__Exercise details__: Your answer should be every line from the records that contains "butterfly".

__Data records__:

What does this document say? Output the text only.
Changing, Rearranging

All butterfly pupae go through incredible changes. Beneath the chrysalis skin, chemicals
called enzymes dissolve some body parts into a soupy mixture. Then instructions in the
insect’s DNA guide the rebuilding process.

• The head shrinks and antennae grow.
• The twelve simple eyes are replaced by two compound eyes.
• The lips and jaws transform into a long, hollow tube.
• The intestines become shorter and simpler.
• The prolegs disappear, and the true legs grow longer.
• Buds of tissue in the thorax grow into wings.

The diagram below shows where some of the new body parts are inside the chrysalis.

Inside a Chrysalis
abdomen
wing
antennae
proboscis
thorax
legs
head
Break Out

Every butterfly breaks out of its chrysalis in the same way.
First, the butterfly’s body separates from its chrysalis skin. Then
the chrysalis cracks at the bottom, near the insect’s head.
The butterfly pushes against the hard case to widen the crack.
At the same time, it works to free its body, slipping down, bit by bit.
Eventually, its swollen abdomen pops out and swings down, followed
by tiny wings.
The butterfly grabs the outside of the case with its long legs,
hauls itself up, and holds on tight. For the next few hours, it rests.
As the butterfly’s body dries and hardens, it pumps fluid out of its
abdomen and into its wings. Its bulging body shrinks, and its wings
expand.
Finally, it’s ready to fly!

---

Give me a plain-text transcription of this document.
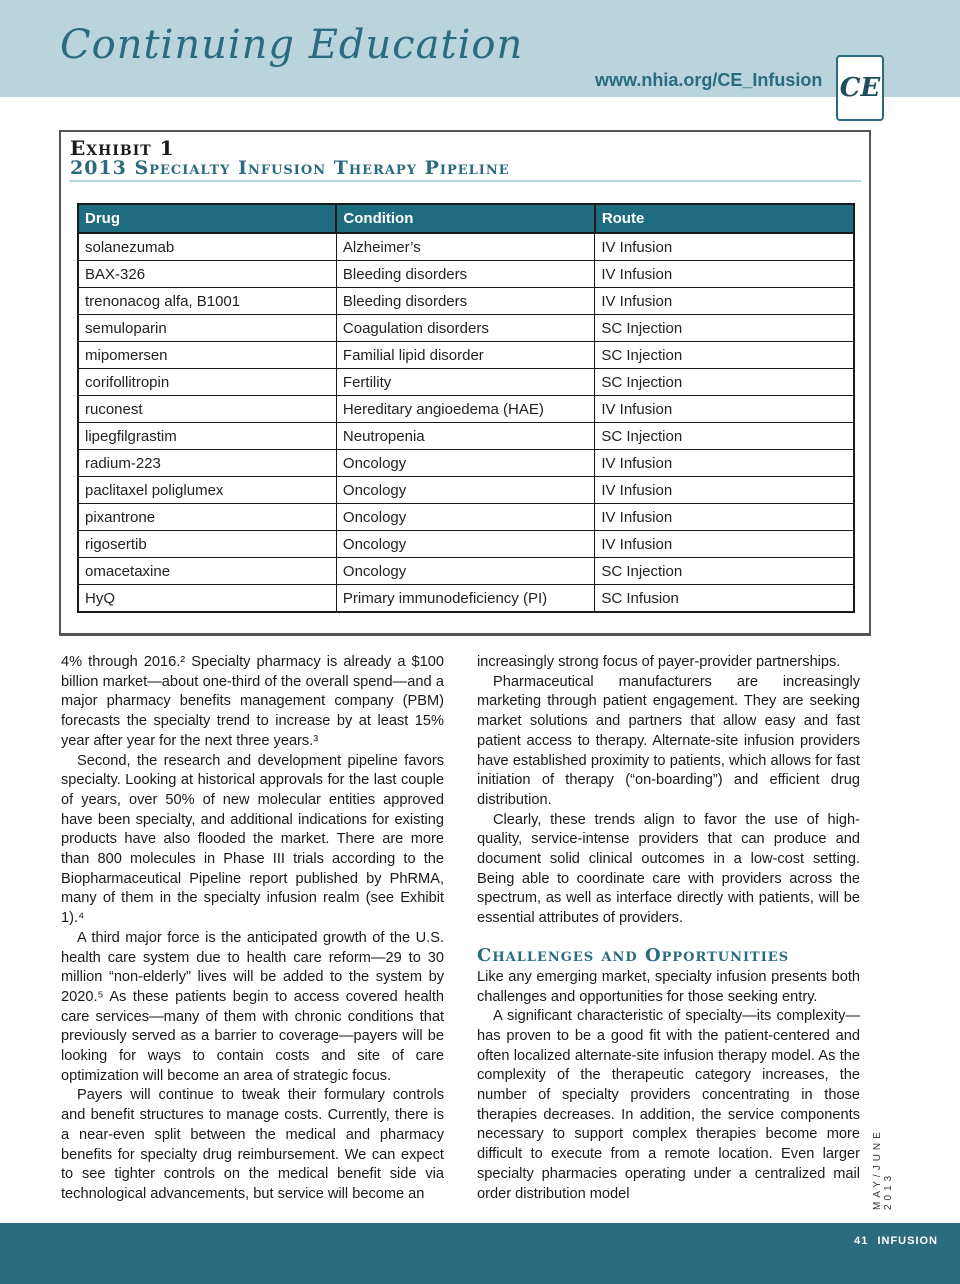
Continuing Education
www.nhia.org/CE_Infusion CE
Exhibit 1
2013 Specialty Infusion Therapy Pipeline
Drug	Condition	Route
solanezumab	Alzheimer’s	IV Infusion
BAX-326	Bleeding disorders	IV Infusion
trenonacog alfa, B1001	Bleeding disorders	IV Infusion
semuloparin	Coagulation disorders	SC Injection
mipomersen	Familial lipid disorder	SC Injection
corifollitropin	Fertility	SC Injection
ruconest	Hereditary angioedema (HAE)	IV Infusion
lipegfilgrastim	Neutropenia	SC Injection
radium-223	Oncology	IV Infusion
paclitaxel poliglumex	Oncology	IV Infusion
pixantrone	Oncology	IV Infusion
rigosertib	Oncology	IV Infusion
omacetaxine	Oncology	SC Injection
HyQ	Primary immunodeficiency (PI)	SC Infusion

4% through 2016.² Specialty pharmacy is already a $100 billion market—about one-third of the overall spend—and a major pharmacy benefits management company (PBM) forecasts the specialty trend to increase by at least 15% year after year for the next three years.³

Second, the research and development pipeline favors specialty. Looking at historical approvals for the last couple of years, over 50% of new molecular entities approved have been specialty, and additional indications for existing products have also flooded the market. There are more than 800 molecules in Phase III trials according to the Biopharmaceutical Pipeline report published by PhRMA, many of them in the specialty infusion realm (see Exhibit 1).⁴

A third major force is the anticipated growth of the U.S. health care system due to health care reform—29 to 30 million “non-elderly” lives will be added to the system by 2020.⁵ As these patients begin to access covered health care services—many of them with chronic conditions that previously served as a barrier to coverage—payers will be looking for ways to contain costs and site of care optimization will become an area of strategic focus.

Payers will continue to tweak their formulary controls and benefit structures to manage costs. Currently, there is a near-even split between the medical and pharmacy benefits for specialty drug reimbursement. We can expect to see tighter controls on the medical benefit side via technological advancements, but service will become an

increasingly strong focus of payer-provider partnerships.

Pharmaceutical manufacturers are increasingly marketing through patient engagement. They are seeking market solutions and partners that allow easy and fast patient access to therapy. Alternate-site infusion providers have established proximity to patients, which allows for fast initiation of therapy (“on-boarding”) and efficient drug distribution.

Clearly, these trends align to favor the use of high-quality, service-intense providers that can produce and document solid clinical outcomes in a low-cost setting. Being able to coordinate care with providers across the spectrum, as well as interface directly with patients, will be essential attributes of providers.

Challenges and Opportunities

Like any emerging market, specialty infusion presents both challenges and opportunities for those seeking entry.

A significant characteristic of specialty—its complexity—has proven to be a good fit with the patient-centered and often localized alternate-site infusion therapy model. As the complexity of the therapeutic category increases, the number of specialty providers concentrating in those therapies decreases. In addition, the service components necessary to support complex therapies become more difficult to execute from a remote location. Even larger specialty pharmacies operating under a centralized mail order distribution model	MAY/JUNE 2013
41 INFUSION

__Solution__:
All butterfly pupae go through incredible changes. Beneath the chrysalis skin, chemicals
Every butterfly breaks out of its chrysalis in the same way.
First, the butterfly’s body separates from its chrysalis skin. Then
The butterfly pushes against the hard case to widen the crack.
The butterfly grabs the outside of the case with its long legs,
As the butterfly’s body dries and hardens, it pumps fluid out of its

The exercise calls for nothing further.